▸ **DESCRIPTION OF THE TASK**: Return the count of lines with the string "Planned" in them, and nothing else.
________________________
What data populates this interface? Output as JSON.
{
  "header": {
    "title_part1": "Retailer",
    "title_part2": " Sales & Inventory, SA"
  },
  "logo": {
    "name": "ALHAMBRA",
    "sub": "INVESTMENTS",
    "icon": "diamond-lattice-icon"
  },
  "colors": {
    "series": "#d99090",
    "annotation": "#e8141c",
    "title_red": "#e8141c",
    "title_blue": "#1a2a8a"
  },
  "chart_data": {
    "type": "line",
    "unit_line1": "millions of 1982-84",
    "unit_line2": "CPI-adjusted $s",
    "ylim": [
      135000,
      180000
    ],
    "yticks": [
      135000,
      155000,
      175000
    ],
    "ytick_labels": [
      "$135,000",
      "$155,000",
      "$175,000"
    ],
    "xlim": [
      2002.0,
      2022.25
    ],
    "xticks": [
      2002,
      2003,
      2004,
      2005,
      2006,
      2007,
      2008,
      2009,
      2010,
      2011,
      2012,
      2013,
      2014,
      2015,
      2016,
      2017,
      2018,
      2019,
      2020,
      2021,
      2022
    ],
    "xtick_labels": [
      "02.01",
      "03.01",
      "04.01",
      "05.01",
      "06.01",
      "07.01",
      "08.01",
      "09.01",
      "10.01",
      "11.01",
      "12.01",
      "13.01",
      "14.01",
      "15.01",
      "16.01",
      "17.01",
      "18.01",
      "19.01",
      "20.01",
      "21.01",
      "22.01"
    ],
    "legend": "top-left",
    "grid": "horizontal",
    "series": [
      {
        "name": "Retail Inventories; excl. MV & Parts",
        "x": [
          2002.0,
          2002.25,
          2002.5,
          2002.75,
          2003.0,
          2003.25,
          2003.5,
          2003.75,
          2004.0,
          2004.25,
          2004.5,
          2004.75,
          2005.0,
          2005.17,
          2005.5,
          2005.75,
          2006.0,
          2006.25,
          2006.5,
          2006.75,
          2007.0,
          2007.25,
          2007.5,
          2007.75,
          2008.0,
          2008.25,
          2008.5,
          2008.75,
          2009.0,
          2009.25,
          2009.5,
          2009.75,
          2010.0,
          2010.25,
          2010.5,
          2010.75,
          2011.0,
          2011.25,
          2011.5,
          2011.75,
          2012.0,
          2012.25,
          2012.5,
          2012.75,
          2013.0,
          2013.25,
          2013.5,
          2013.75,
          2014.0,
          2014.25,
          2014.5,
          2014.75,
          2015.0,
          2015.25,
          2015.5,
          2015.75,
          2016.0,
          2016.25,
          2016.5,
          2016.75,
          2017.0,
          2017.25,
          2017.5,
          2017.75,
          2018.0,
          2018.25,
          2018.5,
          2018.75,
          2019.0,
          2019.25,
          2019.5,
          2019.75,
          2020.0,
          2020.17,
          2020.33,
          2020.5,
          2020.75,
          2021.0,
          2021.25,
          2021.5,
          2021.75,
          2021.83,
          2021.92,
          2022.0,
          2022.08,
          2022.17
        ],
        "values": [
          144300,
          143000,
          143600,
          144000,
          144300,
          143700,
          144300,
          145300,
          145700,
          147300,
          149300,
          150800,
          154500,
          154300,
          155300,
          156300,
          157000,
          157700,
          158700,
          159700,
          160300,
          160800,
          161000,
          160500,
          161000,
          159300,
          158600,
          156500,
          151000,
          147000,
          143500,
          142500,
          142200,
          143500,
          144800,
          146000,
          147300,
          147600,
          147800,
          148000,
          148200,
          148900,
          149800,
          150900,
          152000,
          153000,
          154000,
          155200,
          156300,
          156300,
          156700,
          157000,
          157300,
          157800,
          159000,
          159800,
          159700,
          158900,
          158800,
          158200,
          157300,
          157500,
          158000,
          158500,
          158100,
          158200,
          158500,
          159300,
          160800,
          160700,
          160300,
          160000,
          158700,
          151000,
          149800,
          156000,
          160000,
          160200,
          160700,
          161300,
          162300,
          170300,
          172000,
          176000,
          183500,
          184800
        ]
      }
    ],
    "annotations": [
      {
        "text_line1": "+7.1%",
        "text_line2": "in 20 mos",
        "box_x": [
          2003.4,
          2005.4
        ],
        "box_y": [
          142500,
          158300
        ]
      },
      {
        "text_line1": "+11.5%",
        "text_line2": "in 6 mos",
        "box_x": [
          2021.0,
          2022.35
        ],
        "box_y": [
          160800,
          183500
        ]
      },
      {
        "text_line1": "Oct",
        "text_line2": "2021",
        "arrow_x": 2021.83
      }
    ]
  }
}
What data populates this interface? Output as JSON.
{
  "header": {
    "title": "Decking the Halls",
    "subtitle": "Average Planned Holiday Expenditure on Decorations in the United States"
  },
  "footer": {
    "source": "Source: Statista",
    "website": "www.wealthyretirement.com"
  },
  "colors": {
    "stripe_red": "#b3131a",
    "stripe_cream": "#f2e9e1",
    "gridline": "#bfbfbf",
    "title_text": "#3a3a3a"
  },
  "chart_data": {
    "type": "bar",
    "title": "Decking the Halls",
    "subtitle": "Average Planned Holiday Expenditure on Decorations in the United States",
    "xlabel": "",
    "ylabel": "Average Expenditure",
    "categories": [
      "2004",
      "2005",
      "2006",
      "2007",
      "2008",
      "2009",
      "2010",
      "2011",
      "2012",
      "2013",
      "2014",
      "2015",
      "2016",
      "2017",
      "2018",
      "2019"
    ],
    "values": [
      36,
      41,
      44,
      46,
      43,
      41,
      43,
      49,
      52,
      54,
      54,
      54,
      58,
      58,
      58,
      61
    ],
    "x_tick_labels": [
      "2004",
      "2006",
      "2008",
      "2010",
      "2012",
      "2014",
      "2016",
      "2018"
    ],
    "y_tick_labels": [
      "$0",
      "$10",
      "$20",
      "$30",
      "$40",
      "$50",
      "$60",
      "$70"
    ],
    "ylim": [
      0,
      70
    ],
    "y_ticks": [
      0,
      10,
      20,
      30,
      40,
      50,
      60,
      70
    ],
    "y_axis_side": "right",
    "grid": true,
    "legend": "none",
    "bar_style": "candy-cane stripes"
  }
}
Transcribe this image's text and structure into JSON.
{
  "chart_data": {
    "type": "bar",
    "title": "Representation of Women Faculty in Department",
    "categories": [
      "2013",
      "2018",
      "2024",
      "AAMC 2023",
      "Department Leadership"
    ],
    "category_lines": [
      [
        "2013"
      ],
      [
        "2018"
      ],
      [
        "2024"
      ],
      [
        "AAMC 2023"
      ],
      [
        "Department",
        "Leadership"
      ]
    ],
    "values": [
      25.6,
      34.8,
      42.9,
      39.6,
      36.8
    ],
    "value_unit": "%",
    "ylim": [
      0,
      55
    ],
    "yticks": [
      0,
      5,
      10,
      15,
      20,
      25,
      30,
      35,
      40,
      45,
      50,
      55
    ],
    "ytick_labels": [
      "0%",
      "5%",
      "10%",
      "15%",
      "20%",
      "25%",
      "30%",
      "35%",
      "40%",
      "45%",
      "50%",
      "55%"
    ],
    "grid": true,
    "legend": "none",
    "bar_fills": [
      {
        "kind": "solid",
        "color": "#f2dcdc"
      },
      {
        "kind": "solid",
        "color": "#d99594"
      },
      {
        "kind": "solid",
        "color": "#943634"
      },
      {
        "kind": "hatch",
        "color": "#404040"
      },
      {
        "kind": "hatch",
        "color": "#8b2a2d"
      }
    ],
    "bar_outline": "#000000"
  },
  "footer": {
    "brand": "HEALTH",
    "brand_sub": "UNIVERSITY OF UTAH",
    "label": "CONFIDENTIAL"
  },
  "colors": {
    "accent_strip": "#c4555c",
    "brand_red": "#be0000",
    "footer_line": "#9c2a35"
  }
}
________________________
▸ **THE ANSWER**: 2